* BEGIN Data shown *
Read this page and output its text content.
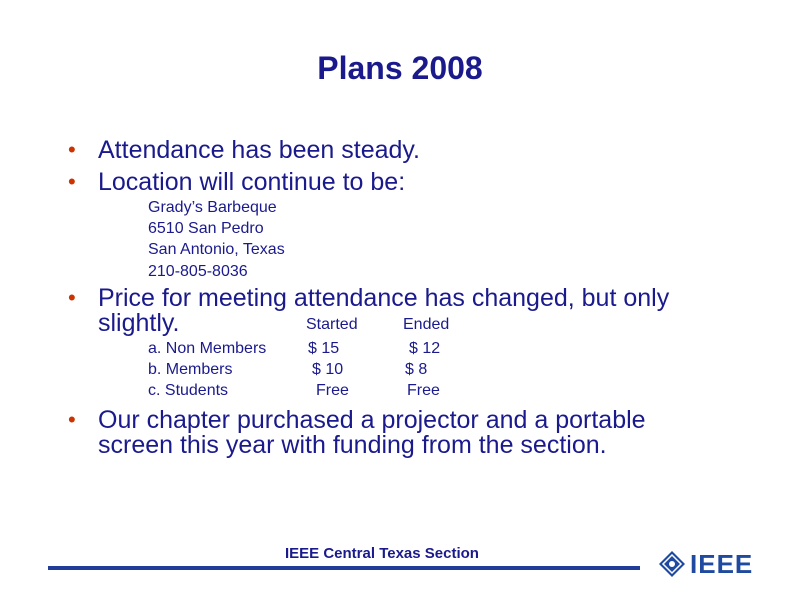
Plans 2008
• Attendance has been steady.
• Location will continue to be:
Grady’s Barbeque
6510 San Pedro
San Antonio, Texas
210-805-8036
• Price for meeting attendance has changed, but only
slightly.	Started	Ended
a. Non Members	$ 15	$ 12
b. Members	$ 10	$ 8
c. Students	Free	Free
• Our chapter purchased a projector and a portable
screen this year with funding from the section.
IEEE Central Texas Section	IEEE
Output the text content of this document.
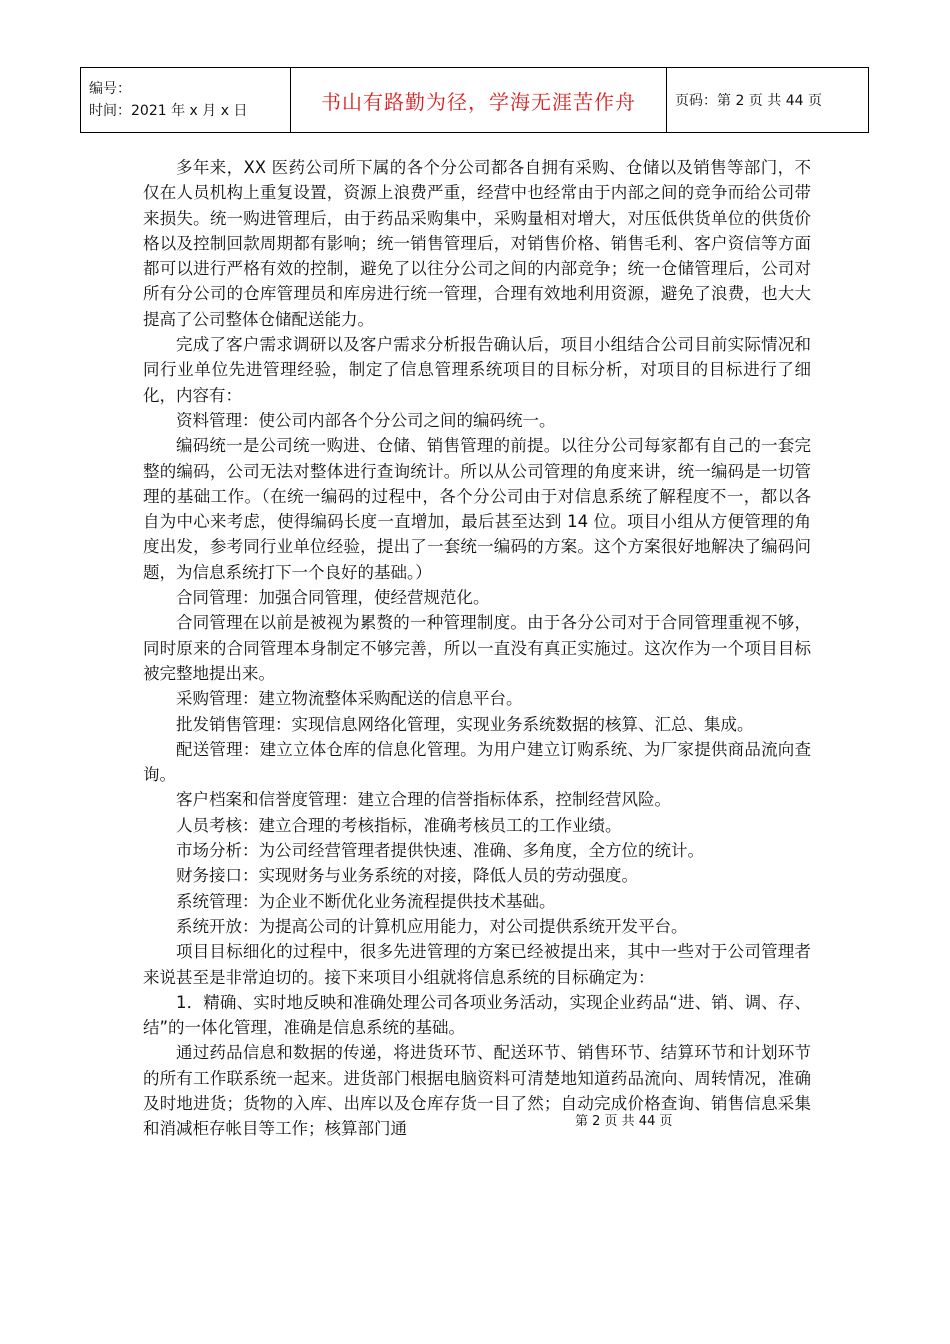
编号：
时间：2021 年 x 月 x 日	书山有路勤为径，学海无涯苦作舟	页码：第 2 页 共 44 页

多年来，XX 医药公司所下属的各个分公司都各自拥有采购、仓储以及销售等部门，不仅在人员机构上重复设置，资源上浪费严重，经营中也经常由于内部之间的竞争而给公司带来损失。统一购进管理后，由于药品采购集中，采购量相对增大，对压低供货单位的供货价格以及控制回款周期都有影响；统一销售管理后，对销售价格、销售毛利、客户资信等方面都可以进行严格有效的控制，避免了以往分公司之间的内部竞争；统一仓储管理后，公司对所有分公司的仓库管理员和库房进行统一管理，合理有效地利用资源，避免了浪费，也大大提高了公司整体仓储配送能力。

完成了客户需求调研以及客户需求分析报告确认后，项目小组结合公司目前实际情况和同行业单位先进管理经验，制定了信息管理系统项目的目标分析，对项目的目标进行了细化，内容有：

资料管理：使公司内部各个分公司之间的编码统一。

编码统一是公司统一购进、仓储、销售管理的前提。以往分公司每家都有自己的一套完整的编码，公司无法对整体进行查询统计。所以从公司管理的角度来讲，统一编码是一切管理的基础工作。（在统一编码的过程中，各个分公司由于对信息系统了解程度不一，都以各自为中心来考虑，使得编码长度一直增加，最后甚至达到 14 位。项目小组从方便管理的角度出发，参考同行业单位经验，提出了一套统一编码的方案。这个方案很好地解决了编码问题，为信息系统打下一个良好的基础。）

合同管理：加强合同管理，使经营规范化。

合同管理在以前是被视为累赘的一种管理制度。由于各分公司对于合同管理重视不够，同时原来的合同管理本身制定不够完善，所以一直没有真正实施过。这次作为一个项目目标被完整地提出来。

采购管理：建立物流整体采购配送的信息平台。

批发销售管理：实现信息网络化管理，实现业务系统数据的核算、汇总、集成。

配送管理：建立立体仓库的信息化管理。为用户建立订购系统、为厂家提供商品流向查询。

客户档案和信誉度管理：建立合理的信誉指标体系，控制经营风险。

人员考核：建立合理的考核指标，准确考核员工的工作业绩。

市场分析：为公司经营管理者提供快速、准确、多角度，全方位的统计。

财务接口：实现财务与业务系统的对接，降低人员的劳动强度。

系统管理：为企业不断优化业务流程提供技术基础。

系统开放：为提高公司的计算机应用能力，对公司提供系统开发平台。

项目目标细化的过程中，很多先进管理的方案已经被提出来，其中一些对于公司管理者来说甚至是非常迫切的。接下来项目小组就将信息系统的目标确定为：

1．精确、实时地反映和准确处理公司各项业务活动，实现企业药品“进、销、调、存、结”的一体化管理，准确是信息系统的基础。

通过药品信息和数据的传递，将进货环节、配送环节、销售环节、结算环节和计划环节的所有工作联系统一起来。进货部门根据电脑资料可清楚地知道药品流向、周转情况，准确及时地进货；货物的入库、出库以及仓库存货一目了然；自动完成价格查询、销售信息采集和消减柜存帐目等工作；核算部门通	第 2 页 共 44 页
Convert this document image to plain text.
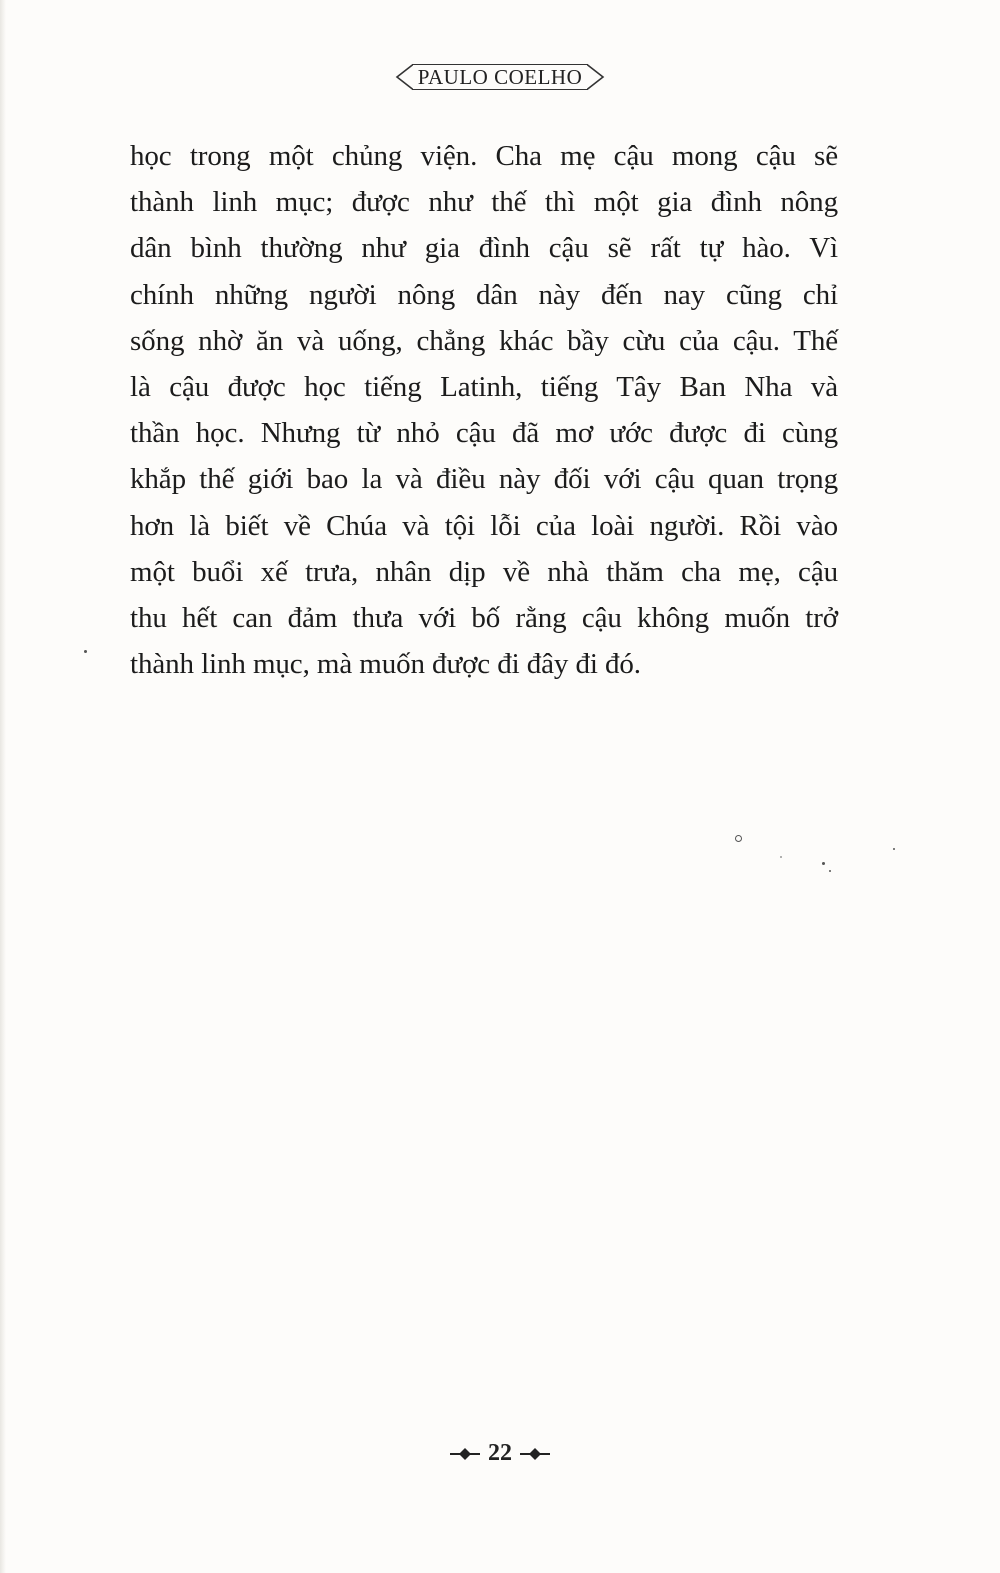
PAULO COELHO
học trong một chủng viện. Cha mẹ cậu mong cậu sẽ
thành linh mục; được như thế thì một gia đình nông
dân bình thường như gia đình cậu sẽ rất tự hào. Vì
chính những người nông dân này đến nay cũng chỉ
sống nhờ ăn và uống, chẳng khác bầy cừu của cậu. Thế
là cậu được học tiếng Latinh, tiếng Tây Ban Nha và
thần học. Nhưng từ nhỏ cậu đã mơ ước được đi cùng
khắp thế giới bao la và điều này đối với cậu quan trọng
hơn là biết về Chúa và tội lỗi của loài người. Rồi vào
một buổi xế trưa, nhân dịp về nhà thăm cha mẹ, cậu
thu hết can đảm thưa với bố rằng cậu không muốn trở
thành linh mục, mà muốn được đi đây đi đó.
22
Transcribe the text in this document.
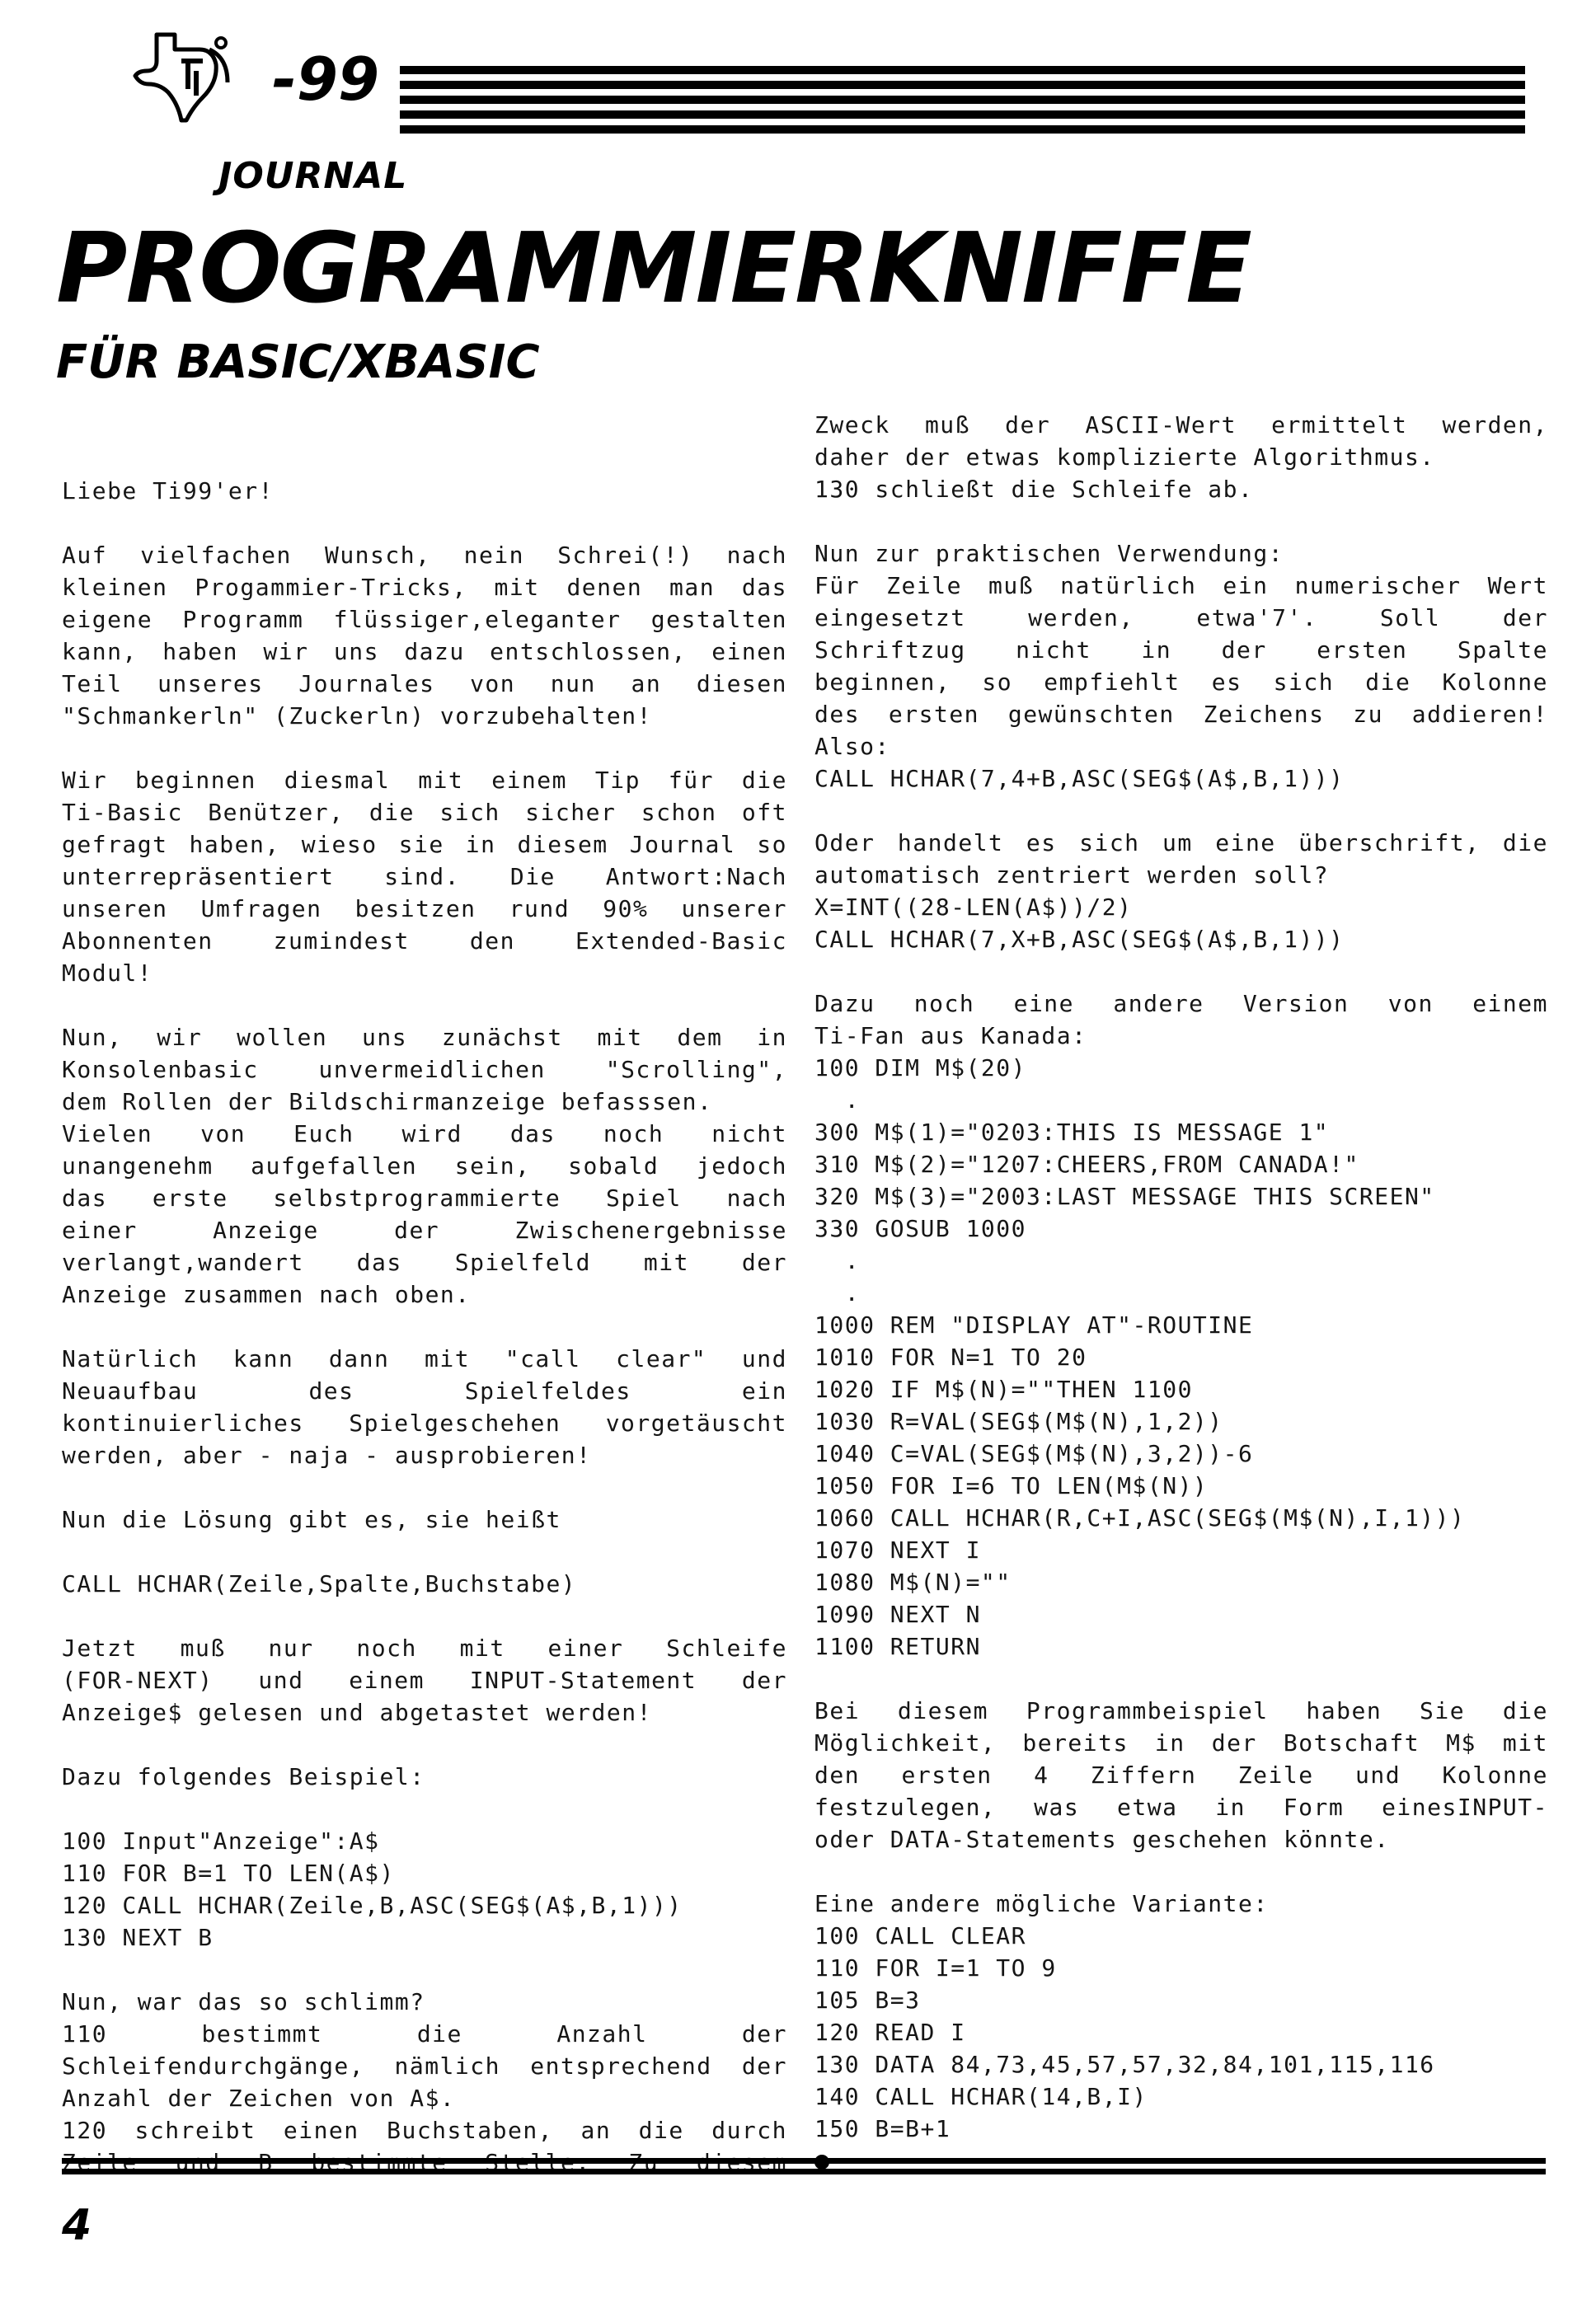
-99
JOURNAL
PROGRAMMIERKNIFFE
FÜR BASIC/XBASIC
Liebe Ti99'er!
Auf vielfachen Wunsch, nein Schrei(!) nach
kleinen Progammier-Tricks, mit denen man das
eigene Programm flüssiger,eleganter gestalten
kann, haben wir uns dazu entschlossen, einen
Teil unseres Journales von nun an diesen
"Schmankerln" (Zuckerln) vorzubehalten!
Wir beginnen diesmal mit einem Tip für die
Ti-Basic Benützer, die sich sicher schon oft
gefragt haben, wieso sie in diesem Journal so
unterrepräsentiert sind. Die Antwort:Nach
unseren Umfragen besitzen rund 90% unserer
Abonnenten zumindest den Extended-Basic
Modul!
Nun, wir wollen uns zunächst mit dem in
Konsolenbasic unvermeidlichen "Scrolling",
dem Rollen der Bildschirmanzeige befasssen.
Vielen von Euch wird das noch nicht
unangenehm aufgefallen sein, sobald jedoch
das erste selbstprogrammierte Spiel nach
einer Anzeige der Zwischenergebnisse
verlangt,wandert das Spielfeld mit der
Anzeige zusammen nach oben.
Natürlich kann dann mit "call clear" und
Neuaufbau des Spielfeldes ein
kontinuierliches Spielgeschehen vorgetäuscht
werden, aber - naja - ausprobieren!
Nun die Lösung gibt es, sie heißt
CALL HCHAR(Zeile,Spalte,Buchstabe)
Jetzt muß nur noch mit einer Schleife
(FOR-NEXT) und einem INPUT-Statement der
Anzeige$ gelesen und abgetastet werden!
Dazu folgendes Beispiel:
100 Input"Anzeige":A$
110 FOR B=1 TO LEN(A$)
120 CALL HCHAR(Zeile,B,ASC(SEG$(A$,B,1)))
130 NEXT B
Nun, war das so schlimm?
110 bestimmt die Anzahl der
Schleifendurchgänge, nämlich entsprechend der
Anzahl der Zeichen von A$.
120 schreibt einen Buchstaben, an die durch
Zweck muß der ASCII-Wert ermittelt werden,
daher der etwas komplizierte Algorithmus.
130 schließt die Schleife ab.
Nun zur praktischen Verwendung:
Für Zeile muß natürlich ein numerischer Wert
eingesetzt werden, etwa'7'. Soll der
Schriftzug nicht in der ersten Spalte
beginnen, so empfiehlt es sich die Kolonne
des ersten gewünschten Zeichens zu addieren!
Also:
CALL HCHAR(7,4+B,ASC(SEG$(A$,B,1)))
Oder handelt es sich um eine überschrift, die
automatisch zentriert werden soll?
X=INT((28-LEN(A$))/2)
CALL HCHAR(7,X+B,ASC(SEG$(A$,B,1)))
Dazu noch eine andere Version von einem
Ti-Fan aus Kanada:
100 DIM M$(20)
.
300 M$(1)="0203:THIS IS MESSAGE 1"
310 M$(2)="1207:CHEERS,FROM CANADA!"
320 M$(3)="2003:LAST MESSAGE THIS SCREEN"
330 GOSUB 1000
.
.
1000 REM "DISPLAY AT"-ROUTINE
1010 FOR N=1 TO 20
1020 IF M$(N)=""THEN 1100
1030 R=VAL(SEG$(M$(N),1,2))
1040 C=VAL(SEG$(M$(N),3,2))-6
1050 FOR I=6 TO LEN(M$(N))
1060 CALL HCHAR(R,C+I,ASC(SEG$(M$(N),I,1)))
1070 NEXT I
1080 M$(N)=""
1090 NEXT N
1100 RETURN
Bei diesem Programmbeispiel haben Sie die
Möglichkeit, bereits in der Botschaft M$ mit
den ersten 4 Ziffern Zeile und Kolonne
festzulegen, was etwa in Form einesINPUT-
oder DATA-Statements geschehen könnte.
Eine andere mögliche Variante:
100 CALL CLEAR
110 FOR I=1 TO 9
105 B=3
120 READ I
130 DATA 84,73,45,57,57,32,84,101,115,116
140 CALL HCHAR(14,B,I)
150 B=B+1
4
* END Data shown *
_To be done_. Find every line above that contains the word "document", and return each one.

_Exercise solution_.
Output the text content of this document.
Convert this document image to plain text.
Transcribe the text in this document.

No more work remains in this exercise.